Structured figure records
____________

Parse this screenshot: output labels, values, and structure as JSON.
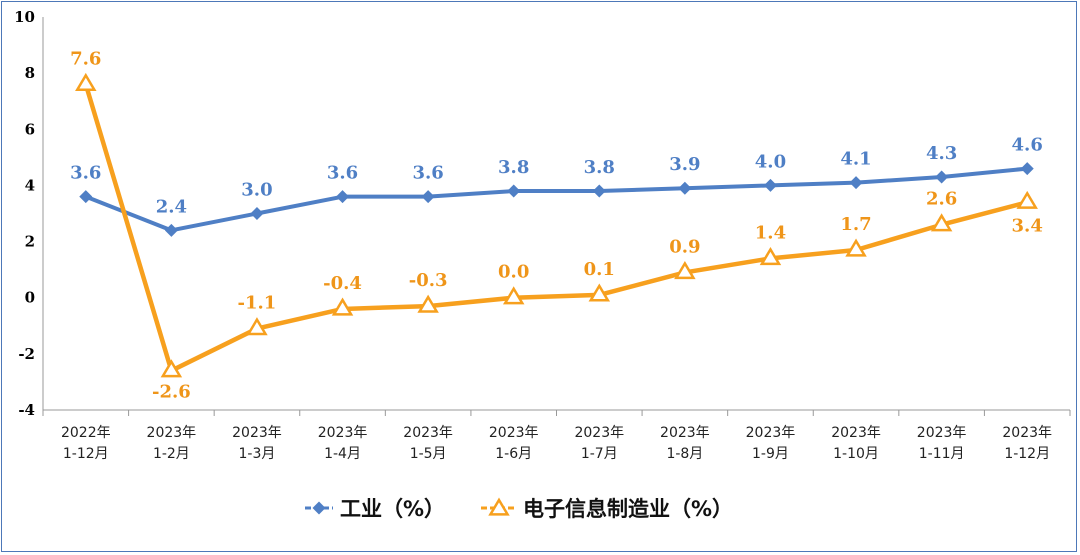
{
  "chart_data": {
    "type": "line",
    "categories": [
      [
        "2022年",
        "1-12月"
      ],
      [
        "2023年",
        "1-2月"
      ],
      [
        "2023年",
        "1-3月"
      ],
      [
        "2023年",
        "1-4月"
      ],
      [
        "2023年",
        "1-5月"
      ],
      [
        "2023年",
        "1-6月"
      ],
      [
        "2023年",
        "1-7月"
      ],
      [
        "2023年",
        "1-8月"
      ],
      [
        "2023年",
        "1-9月"
      ],
      [
        "2023年",
        "1-10月"
      ],
      [
        "2023年",
        "1-11月"
      ],
      [
        "2023年",
        "1-12月"
      ]
    ],
    "series": [
      {
        "name": "工业（%）",
        "marker": "diamond",
        "color": "#4f7fc5",
        "label_color": "#4f7fc5",
        "values": [
          3.6,
          2.4,
          3.0,
          3.6,
          3.6,
          3.8,
          3.8,
          3.9,
          4.0,
          4.1,
          4.3,
          4.6
        ],
        "labels": [
          "3.6",
          "2.4",
          "3.0",
          "3.6",
          "3.6",
          "3.8",
          "3.8",
          "3.9",
          "4.0",
          "4.1",
          "4.3",
          "4.6"
        ]
      },
      {
        "name": "电子信息制造业（%）",
        "marker": "triangle",
        "color": "#f7a01e",
        "label_color": "#ef9519",
        "values": [
          7.6,
          -2.6,
          -1.1,
          -0.4,
          -0.3,
          0.0,
          0.1,
          0.9,
          1.4,
          1.7,
          2.6,
          3.4
        ],
        "labels": [
          "7.6",
          "-2.6",
          "-1.1",
          "-0.4",
          "-0.3",
          "0.0",
          "0.1",
          "0.9",
          "1.4",
          "1.7",
          "2.6",
          "3.4"
        ]
      }
    ],
    "ylim": [
      -4,
      10
    ],
    "yticks": [
      -4,
      -2,
      0,
      2,
      4,
      6,
      8,
      10
    ],
    "grid": false,
    "legend_position": "bottom-center"
  }
}
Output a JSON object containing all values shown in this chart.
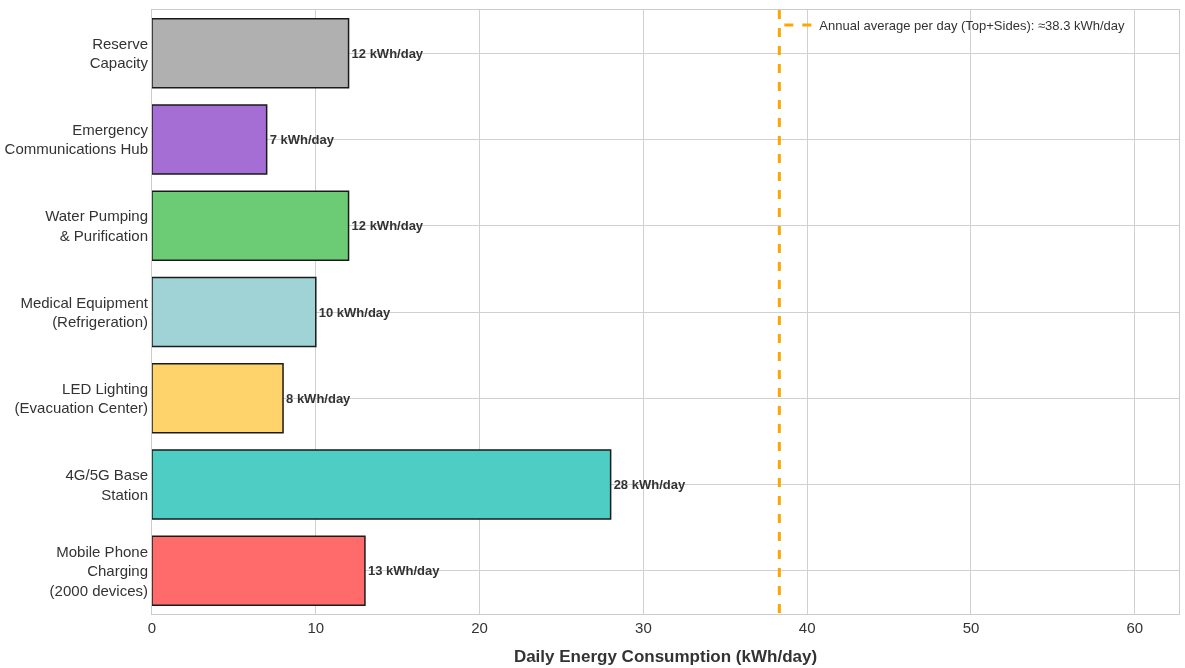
{
  "chart_data": {
    "type": "bar",
    "orientation": "horizontal",
    "xlabel": "Daily Energy Consumption (kWh/day)",
    "categories": [
      "Reserve\nCapacity",
      "Emergency\nCommunications Hub",
      "Water Pumping\n& Purification",
      "Medical Equipment\n(Refrigeration)",
      "LED Lighting\n(Evacuation Center)",
      "4G/5G Base\nStation",
      "Mobile Phone\nCharging\n(2000 devices)"
    ],
    "values": [
      12,
      7,
      12,
      10,
      8,
      28,
      13
    ],
    "colors": [
      "#b0b0b0",
      "#a56ed4",
      "#6ccc76",
      "#9fd3d6",
      "#ffd36b",
      "#4ecdc4",
      "#ff6b6b"
    ],
    "value_labels": [
      "12 kWh/day",
      "7 kWh/day",
      "12 kWh/day",
      "10 kWh/day",
      "8 kWh/day",
      "28 kWh/day",
      "13 kWh/day"
    ],
    "xlim": [
      0,
      62.7
    ],
    "xticks": [
      0,
      10,
      20,
      30,
      40,
      50,
      60
    ],
    "grid": true,
    "legend": "top right",
    "ref_lines": [
      {
        "axis": "x",
        "value": 38.3,
        "label": "Annual average per day (Top+Sides): ≈38.3 kWh/day",
        "color": "#ffa500",
        "line_style": "dashed"
      }
    ]
  }
}
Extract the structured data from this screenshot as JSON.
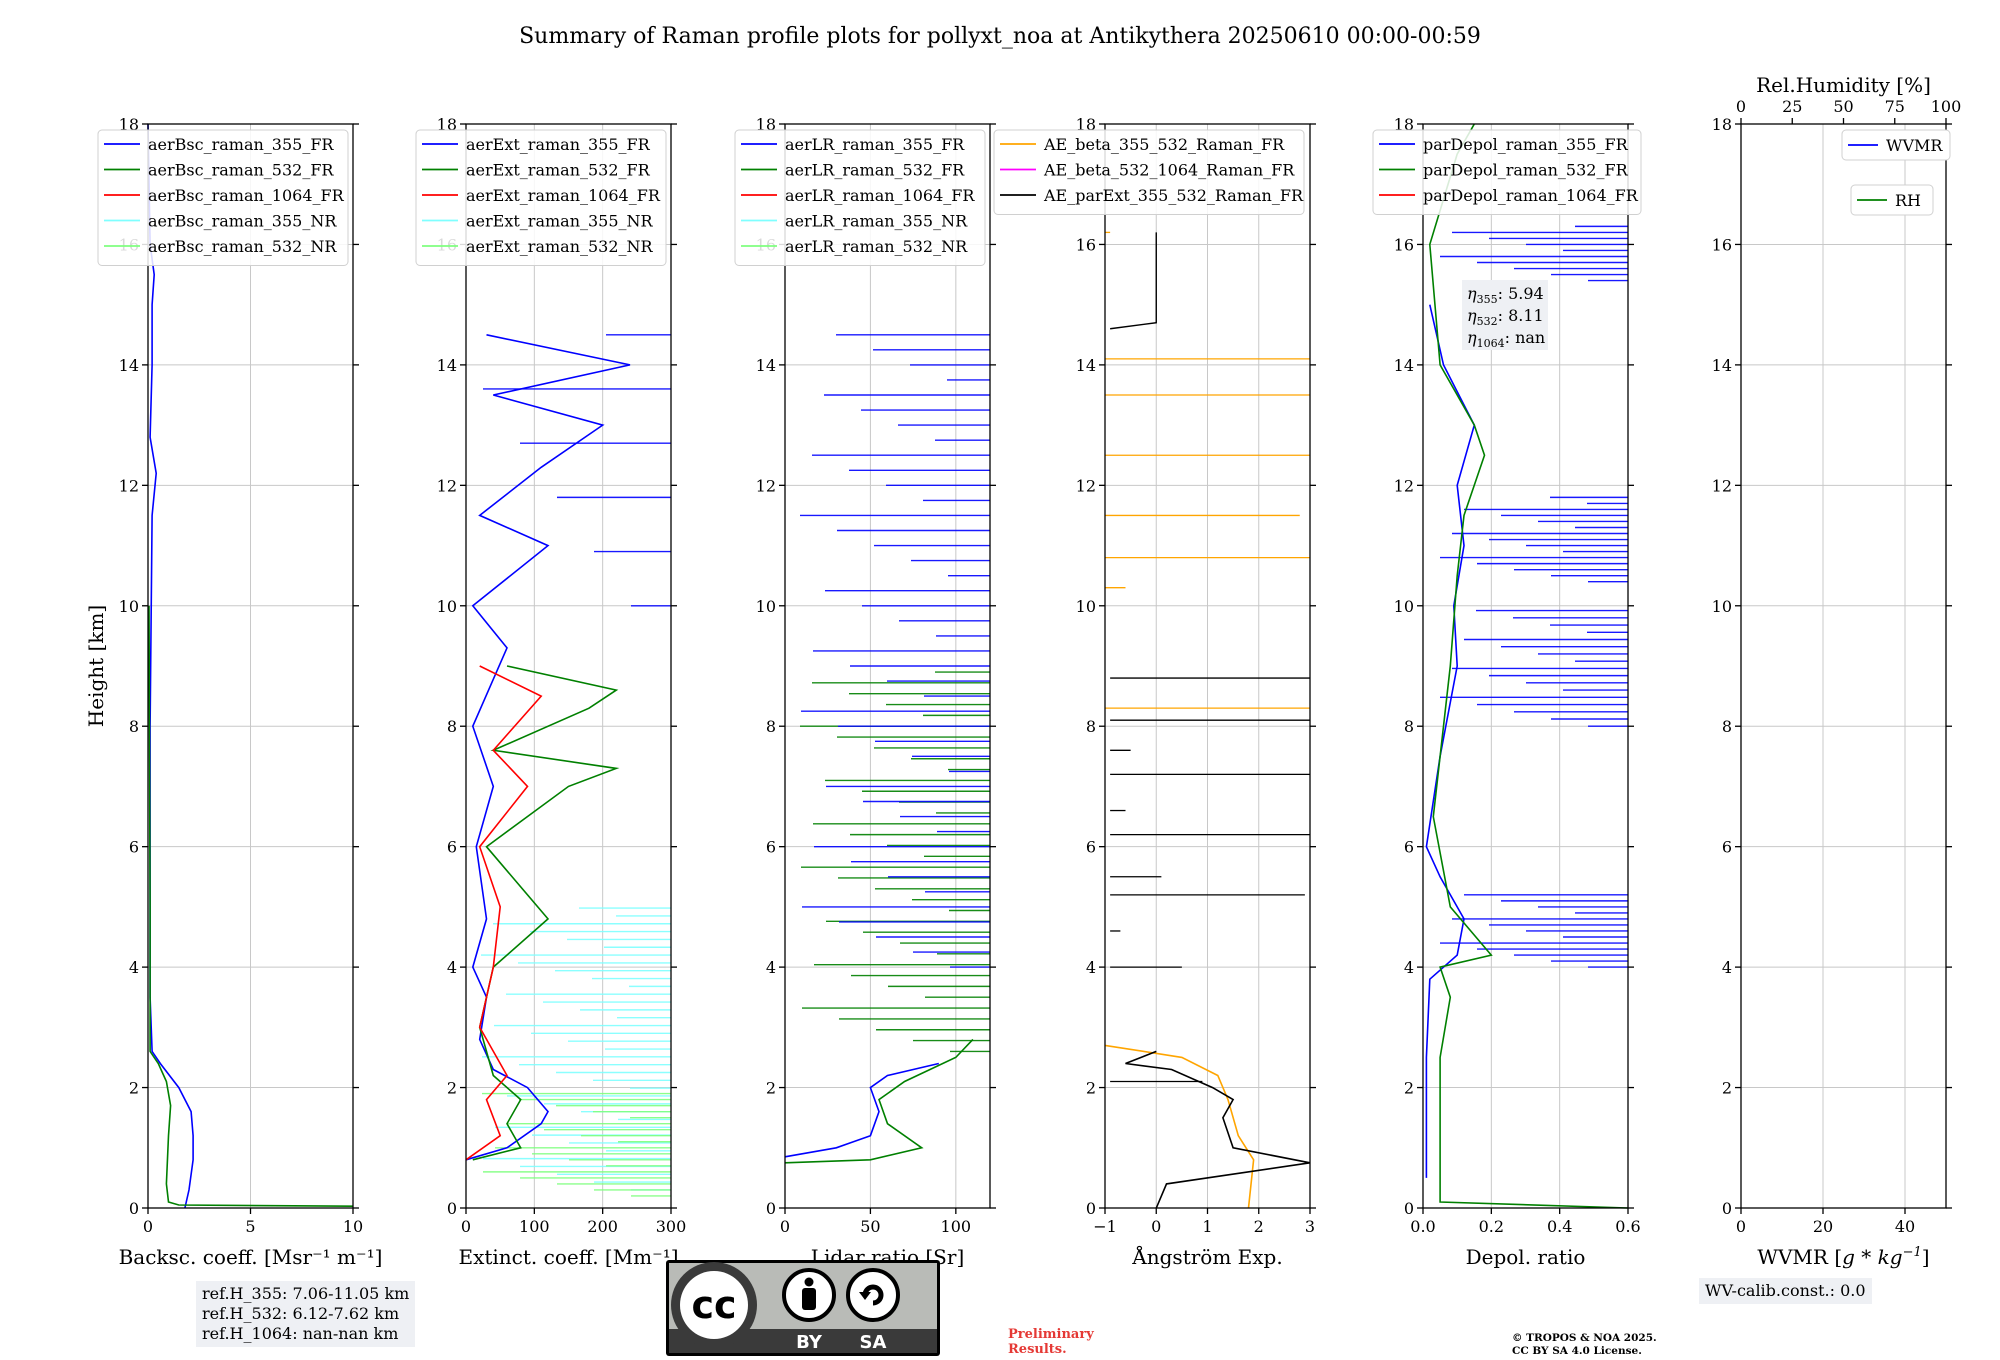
{
  "title": "Summary of Raman profile plots for pollyxt_noa at Antikythera 20250610 00:00-00:59",
  "colors": {
    "blue": "#0000ff",
    "green": "#008000",
    "red": "#ff0000",
    "cyan": "#7fffff",
    "lightgreen": "#7fff7f",
    "orange": "#ffa500",
    "magenta": "#ff00ff",
    "black": "#000000",
    "grid": "#c8c8c8"
  },
  "chart_data": [
    {
      "id": "bsc",
      "type": "line",
      "xlabel": "Backsc. coeff. [Msr⁻¹ m⁻¹]",
      "ylabel": "Height [km]",
      "xlim": [
        0,
        10
      ],
      "ylim": [
        0,
        18
      ],
      "xticks": [
        "0",
        "5",
        "10"
      ],
      "xtick_values": [
        0,
        5,
        10
      ],
      "yticks": [
        "0",
        "2",
        "4",
        "6",
        "8",
        "10",
        "12",
        "14",
        "16",
        "18"
      ],
      "legend": [
        "aerBsc_raman_355_FR",
        "aerBsc_raman_532_FR",
        "aerBsc_raman_1064_FR",
        "aerBsc_raman_355_NR",
        "aerBsc_raman_532_NR"
      ],
      "legend_colors": [
        "#0000ff",
        "#008000",
        "#ff0000",
        "#7fffff",
        "#7fff7f"
      ],
      "series": [
        {
          "name": "aerBsc_raman_355_FR",
          "color": "#0000ff",
          "points": [
            [
              1.8,
              0
            ],
            [
              2.0,
              0.3
            ],
            [
              2.2,
              0.8
            ],
            [
              2.2,
              1.2
            ],
            [
              2.1,
              1.6
            ],
            [
              1.5,
              2.0
            ],
            [
              0.6,
              2.4
            ],
            [
              0.2,
              2.6
            ],
            [
              0.1,
              3.5
            ],
            [
              0.1,
              8
            ],
            [
              0.2,
              11.5
            ],
            [
              0.4,
              12.2
            ],
            [
              0.1,
              12.8
            ],
            [
              0.2,
              14
            ],
            [
              0.2,
              15
            ],
            [
              0.3,
              15.5
            ],
            [
              0.1,
              16
            ],
            [
              0.0,
              18
            ]
          ]
        },
        {
          "name": "aerBsc_raman_532_FR",
          "color": "#008000",
          "points": [
            [
              10,
              0.03
            ],
            [
              1.5,
              0.05
            ],
            [
              1.0,
              0.1
            ],
            [
              0.9,
              0.4
            ],
            [
              1.0,
              1.2
            ],
            [
              1.1,
              1.7
            ],
            [
              0.9,
              2.1
            ],
            [
              0.5,
              2.4
            ],
            [
              0.1,
              2.6
            ],
            [
              0.1,
              5
            ],
            [
              0.05,
              10
            ]
          ]
        }
      ],
      "refH": [
        "ref.H_355: 7.06-11.05 km",
        "ref.H_532: 6.12-7.62 km",
        "ref.H_1064: nan-nan km"
      ]
    },
    {
      "id": "ext",
      "type": "line",
      "xlabel": "Extinct. coeff. [Mm⁻¹]",
      "xlim": [
        0,
        300
      ],
      "ylim": [
        0,
        18
      ],
      "xticks": [
        "0",
        "100",
        "200",
        "300"
      ],
      "xtick_values": [
        0,
        100,
        200,
        300
      ],
      "yticks": [
        "0",
        "2",
        "4",
        "6",
        "8",
        "10",
        "12",
        "14",
        "16",
        "18"
      ],
      "legend": [
        "aerExt_raman_355_FR",
        "aerExt_raman_532_FR",
        "aerExt_raman_1064_FR",
        "aerExt_raman_355_NR",
        "aerExt_raman_532_NR"
      ],
      "legend_colors": [
        "#0000ff",
        "#008000",
        "#ff0000",
        "#7fffff",
        "#7fff7f"
      ],
      "series": [
        {
          "name": "aerExt_raman_355_FR",
          "color": "#0000ff",
          "points": [
            [
              0,
              0.8
            ],
            [
              60,
              1.0
            ],
            [
              110,
              1.4
            ],
            [
              120,
              1.6
            ],
            [
              90,
              2.0
            ],
            [
              40,
              2.3
            ],
            [
              20,
              2.8
            ],
            [
              30,
              3.5
            ],
            [
              10,
              4.0
            ],
            [
              30,
              4.8
            ],
            [
              15,
              6.0
            ],
            [
              40,
              7.0
            ],
            [
              10,
              8.0
            ],
            [
              60,
              9.3
            ],
            [
              10,
              10.0
            ],
            [
              120,
              11.0
            ],
            [
              20,
              11.5
            ],
            [
              110,
              12.3
            ],
            [
              200,
              13.0
            ],
            [
              40,
              13.5
            ],
            [
              240,
              14.0
            ],
            [
              30,
              14.5
            ]
          ]
        },
        {
          "name": "aerExt_raman_532_FR",
          "color": "#008000",
          "points": [
            [
              10,
              0.8
            ],
            [
              80,
              1.0
            ],
            [
              60,
              1.4
            ],
            [
              80,
              1.8
            ],
            [
              40,
              2.2
            ],
            [
              20,
              3.0
            ],
            [
              40,
              4.0
            ],
            [
              120,
              4.8
            ],
            [
              30,
              6.0
            ],
            [
              150,
              7.0
            ],
            [
              220,
              7.3
            ],
            [
              40,
              7.6
            ],
            [
              180,
              8.3
            ],
            [
              220,
              8.6
            ],
            [
              60,
              9.0
            ]
          ]
        },
        {
          "name": "aerExt_raman_1064_FR",
          "color": "#ff0000",
          "points": [
            [
              0,
              0.8
            ],
            [
              50,
              1.2
            ],
            [
              30,
              1.8
            ],
            [
              60,
              2.2
            ],
            [
              20,
              3.0
            ],
            [
              40,
              4.0
            ],
            [
              50,
              5.0
            ],
            [
              20,
              6.0
            ],
            [
              90,
              7.0
            ],
            [
              40,
              7.6
            ],
            [
              110,
              8.5
            ],
            [
              20,
              9.0
            ]
          ]
        }
      ]
    },
    {
      "id": "lr",
      "type": "line",
      "xlabel": "Lidar ratio [Sr]",
      "xlim": [
        0,
        120
      ],
      "ylim": [
        0,
        18
      ],
      "xticks": [
        "0",
        "50",
        "100"
      ],
      "xtick_values": [
        0,
        50,
        100
      ],
      "yticks": [
        "0",
        "2",
        "4",
        "6",
        "8",
        "10",
        "12",
        "14",
        "16",
        "18"
      ],
      "legend": [
        "aerLR_raman_355_FR",
        "aerLR_raman_532_FR",
        "aerLR_raman_1064_FR",
        "aerLR_raman_355_NR",
        "aerLR_raman_532_NR"
      ],
      "legend_colors": [
        "#0000ff",
        "#008000",
        "#ff0000",
        "#7fffff",
        "#7fff7f"
      ],
      "series": [
        {
          "name": "aerLR_raman_355_FR",
          "color": "#0000ff",
          "points": [
            [
              0,
              0.85
            ],
            [
              30,
              1.0
            ],
            [
              50,
              1.2
            ],
            [
              55,
              1.6
            ],
            [
              50,
              2.0
            ],
            [
              60,
              2.2
            ],
            [
              90,
              2.4
            ]
          ]
        },
        {
          "name": "aerLR_raman_532_FR",
          "color": "#008000",
          "points": [
            [
              0,
              0.75
            ],
            [
              50,
              0.8
            ],
            [
              80,
              1.0
            ],
            [
              60,
              1.4
            ],
            [
              55,
              1.8
            ],
            [
              70,
              2.1
            ],
            [
              100,
              2.5
            ],
            [
              110,
              2.8
            ]
          ]
        }
      ]
    },
    {
      "id": "ae",
      "type": "line",
      "xlabel": "Ångström Exp.",
      "xlim": [
        -1,
        3
      ],
      "ylim": [
        0,
        18
      ],
      "xticks": [
        "−1",
        "0",
        "1",
        "2",
        "3"
      ],
      "xtick_values": [
        -1,
        0,
        1,
        2,
        3
      ],
      "yticks": [
        "0",
        "2",
        "4",
        "6",
        "8",
        "10",
        "12",
        "14",
        "16",
        "18"
      ],
      "legend": [
        "AE_beta_355_532_Raman_FR",
        "AE_beta_532_1064_Raman_FR",
        "AE_parExt_355_532_Raman_FR"
      ],
      "legend_colors": [
        "#ffa500",
        "#ff00ff",
        "#000000"
      ],
      "series": [
        {
          "name": "AE_beta_355_532_Raman_FR",
          "color": "#ffa500",
          "points": [
            [
              1.8,
              0
            ],
            [
              1.9,
              0.8
            ],
            [
              1.6,
              1.2
            ],
            [
              1.4,
              1.8
            ],
            [
              1.2,
              2.2
            ],
            [
              0.5,
              2.5
            ],
            [
              -1,
              2.7
            ]
          ]
        },
        {
          "name": "AE_parExt_355_532_Raman_FR",
          "color": "#000000",
          "points": [
            [
              0,
              0
            ],
            [
              0.2,
              0.4
            ],
            [
              3,
              0.75
            ],
            [
              1.5,
              1.0
            ],
            [
              1.3,
              1.5
            ],
            [
              1.5,
              1.8
            ],
            [
              1.1,
              2.0
            ],
            [
              0.3,
              2.3
            ],
            [
              -0.6,
              2.4
            ],
            [
              0,
              2.6
            ]
          ]
        }
      ]
    },
    {
      "id": "dep",
      "type": "line",
      "xlabel": "Depol. ratio",
      "xlim": [
        0,
        0.6
      ],
      "ylim": [
        0,
        18
      ],
      "xticks": [
        "0.0",
        "0.2",
        "0.4",
        "0.6"
      ],
      "xtick_values": [
        0,
        0.2,
        0.4,
        0.6
      ],
      "yticks": [
        "0",
        "2",
        "4",
        "6",
        "8",
        "10",
        "12",
        "14",
        "16",
        "18"
      ],
      "legend": [
        "parDepol_raman_355_FR",
        "parDepol_raman_532_FR",
        "parDepol_raman_1064_FR"
      ],
      "legend_colors": [
        "#0000ff",
        "#008000",
        "#ff0000"
      ],
      "series": [
        {
          "name": "parDepol_raman_355_FR",
          "color": "#0000ff",
          "points": [
            [
              0.01,
              0.5
            ],
            [
              0.01,
              2.5
            ],
            [
              0.02,
              3.8
            ],
            [
              0.1,
              4.2
            ],
            [
              0.12,
              4.8
            ],
            [
              0.05,
              5.5
            ],
            [
              0.01,
              6.0
            ],
            [
              0.05,
              7.5
            ],
            [
              0.1,
              9.0
            ],
            [
              0.09,
              10.0
            ],
            [
              0.12,
              11.0
            ],
            [
              0.1,
              12.0
            ],
            [
              0.15,
              13.0
            ],
            [
              0.06,
              14.0
            ],
            [
              0.02,
              15.0
            ]
          ]
        },
        {
          "name": "parDepol_raman_532_FR",
          "color": "#008000",
          "points": [
            [
              0.6,
              0
            ],
            [
              0.05,
              0.1
            ],
            [
              0.05,
              2.5
            ],
            [
              0.08,
              3.5
            ],
            [
              0.05,
              4.0
            ],
            [
              0.2,
              4.2
            ],
            [
              0.08,
              5.0
            ],
            [
              0.03,
              6.5
            ],
            [
              0.05,
              7.5
            ],
            [
              0.08,
              9.0
            ],
            [
              0.1,
              10.5
            ],
            [
              0.12,
              11.5
            ],
            [
              0.18,
              12.5
            ],
            [
              0.15,
              13.0
            ],
            [
              0.05,
              14.0
            ],
            [
              0.02,
              16.0
            ],
            [
              0.1,
              17.5
            ],
            [
              0.15,
              18.0
            ]
          ]
        }
      ],
      "eta": [
        {
          "sym": "η",
          "sub": "355",
          "value": ": 5.94"
        },
        {
          "sym": "η",
          "sub": "532",
          "value": ": 8.11"
        },
        {
          "sym": "η",
          "sub": "1064",
          "value": ": nan"
        }
      ]
    },
    {
      "id": "wv",
      "type": "line",
      "xlabel": "WVMR [g*kg⁻¹]",
      "xlabel_parts": [
        "WVMR [",
        "g * kg",
        "−1",
        "]"
      ],
      "xlim": [
        0,
        50
      ],
      "ylim": [
        0,
        18
      ],
      "xticks": [
        "0",
        "20",
        "40"
      ],
      "xtick_values": [
        0,
        20,
        40
      ],
      "yticks": [
        "0",
        "2",
        "4",
        "6",
        "8",
        "10",
        "12",
        "14",
        "16",
        "18"
      ],
      "top_xlabel": "Rel.Humidity [%]",
      "top_xticks": [
        "0",
        "25",
        "50",
        "75",
        "100"
      ],
      "top_xtick_values": [
        0,
        25,
        50,
        75,
        100
      ],
      "legend": [
        "WVMR",
        "RH"
      ],
      "legend_colors": [
        "#0000ff",
        "#008000"
      ],
      "series": [],
      "calib": "WV-calib.const.: 0.0"
    }
  ],
  "license": {
    "cc": "cc",
    "by": "BY",
    "sa": "SA"
  },
  "preliminary": [
    "Preliminary",
    "Results."
  ],
  "copyright": [
    "© TROPOS & NOA 2025.",
    "CC BY SA 4.0 License."
  ]
}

____________

* What is expected: Copy every line of the listing that includes the string "JSON".

* Solution to this exercise:
Parse this screenshot: output labels, values, and structure as JSON.
Output a JSON object containing all values shown in this chart.
Extract the structured data from this screenshot as JSON.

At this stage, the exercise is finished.